- [Extracted data]

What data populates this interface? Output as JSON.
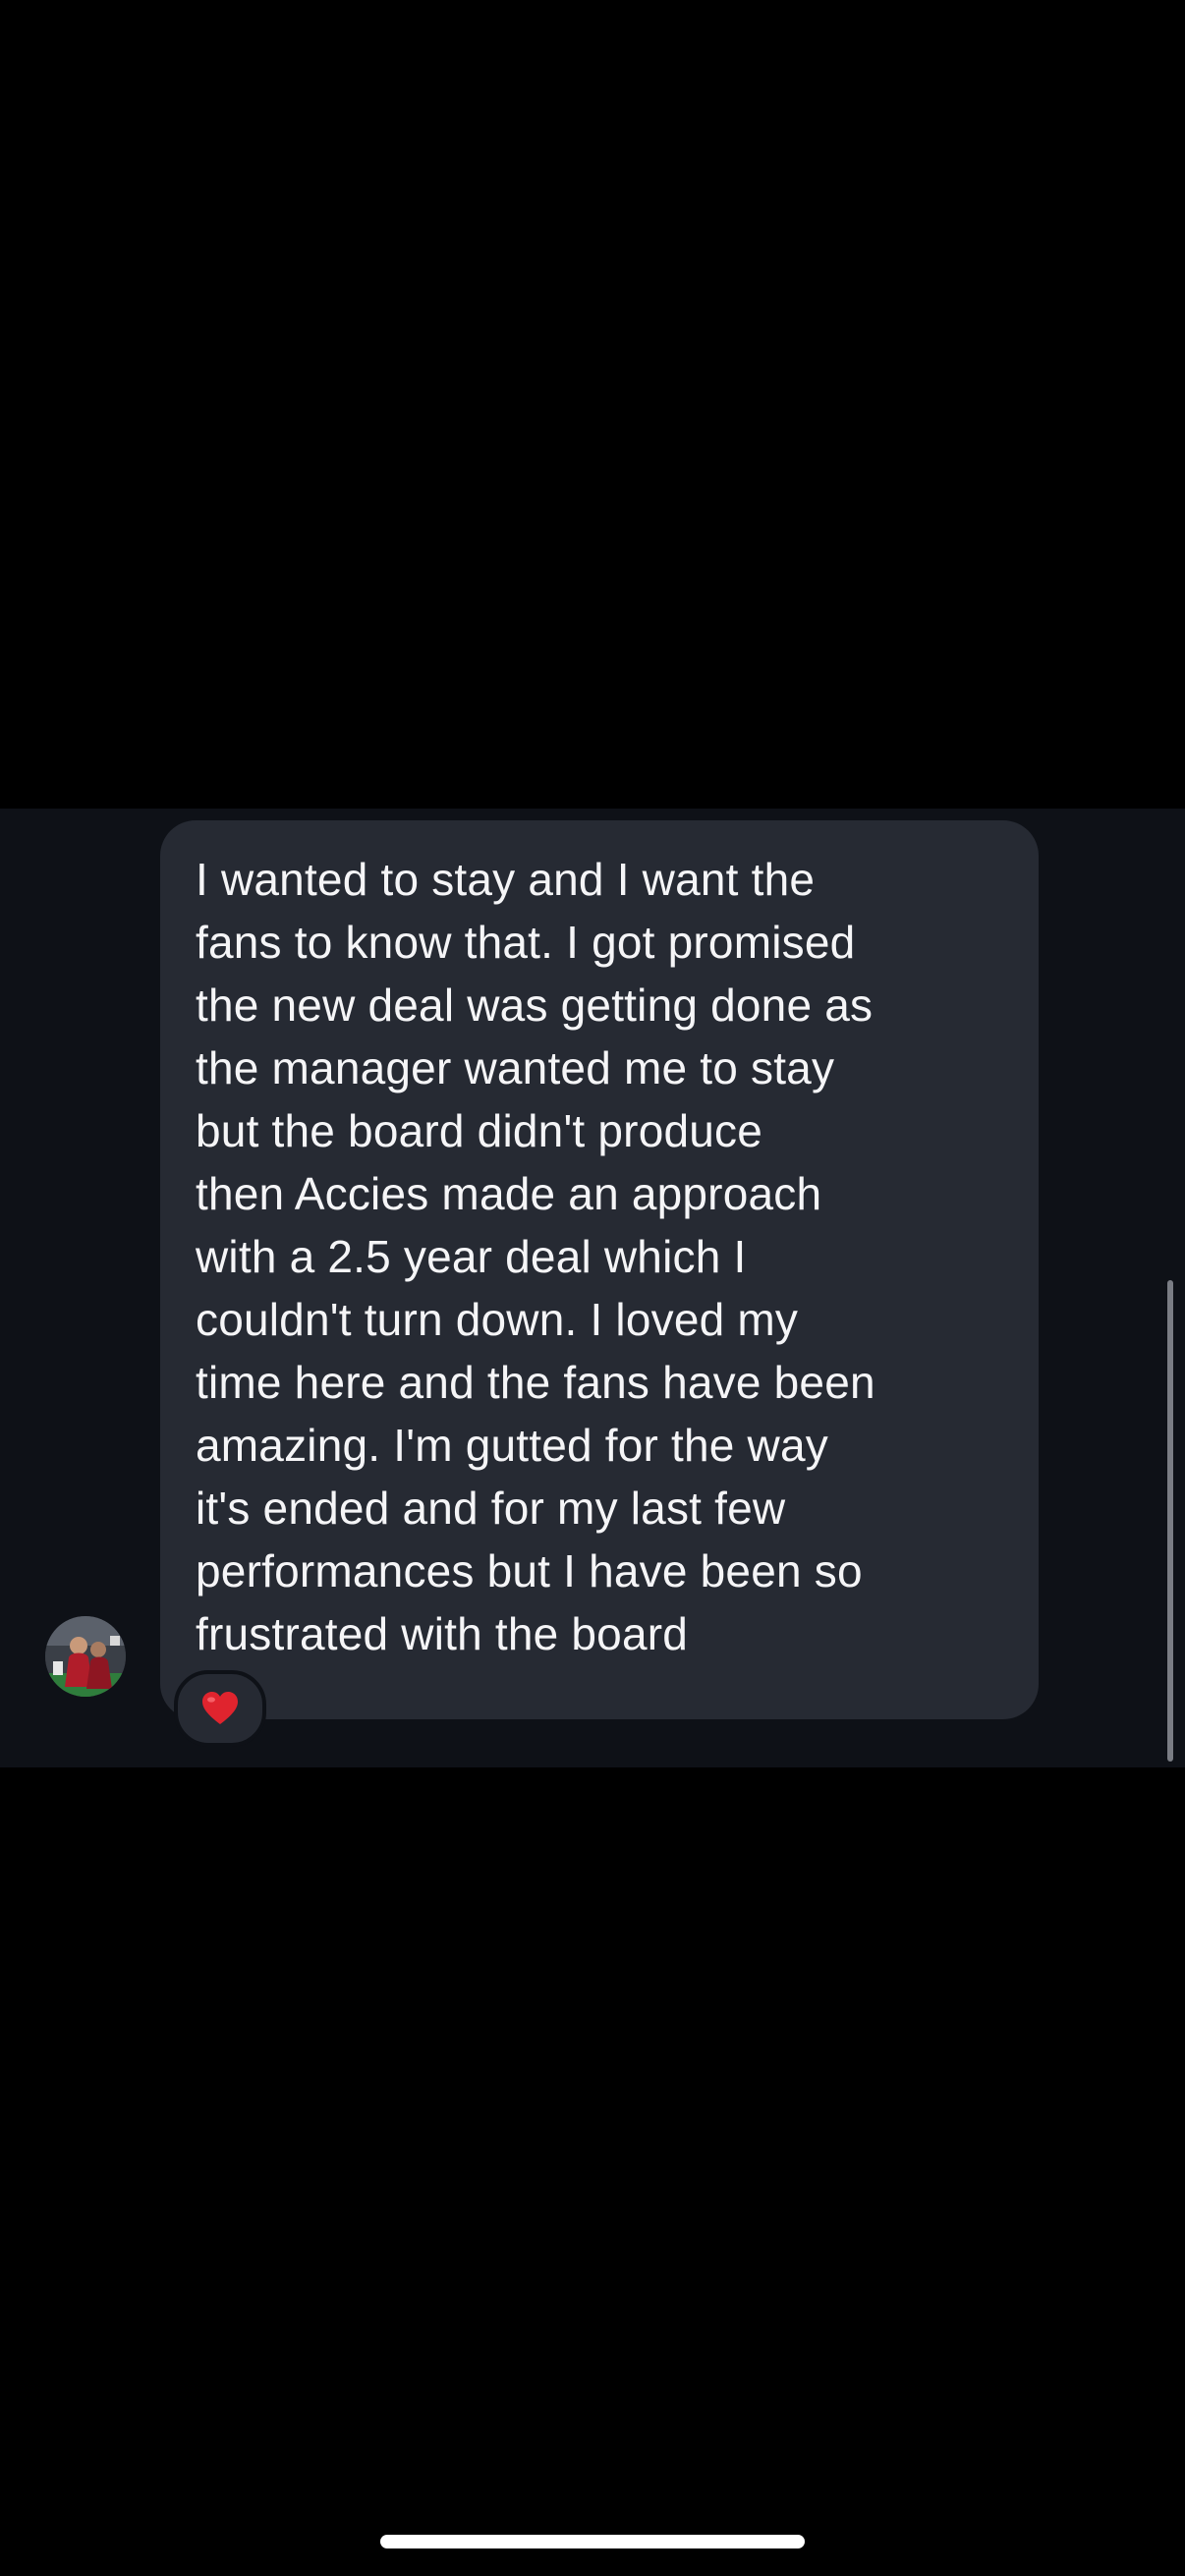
{
  "message": {
    "lines": [
      "I wanted to stay and I want the",
      "fans to know that. I got promised",
      "the new deal was getting done as",
      "the manager wanted me to stay",
      "but the board didn't produce",
      "then Accies made an approach",
      "with a 2.5 year deal which I",
      "couldn't turn down. I loved my",
      "time here and the fans have been",
      "amazing. I'm gutted for the way",
      "it's ended and for my last few",
      "performances but I have been so",
      "frustrated with the board"
    ],
    "reaction_icon": "red-heart-icon"
  },
  "sender": {
    "avatar_icon": "avatar-photo"
  },
  "colors": {
    "background": "#000000",
    "chat_background": "#0e1117",
    "bubble": "#262a33",
    "text": "#f5f5f7",
    "heart": "#e0242e"
  }
}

- [What needs to be done] Find "with". Copy every line it occurs in.

- [Answer to the exercise]
      "with a 2.5 year deal which I",
      "frustrated with the board"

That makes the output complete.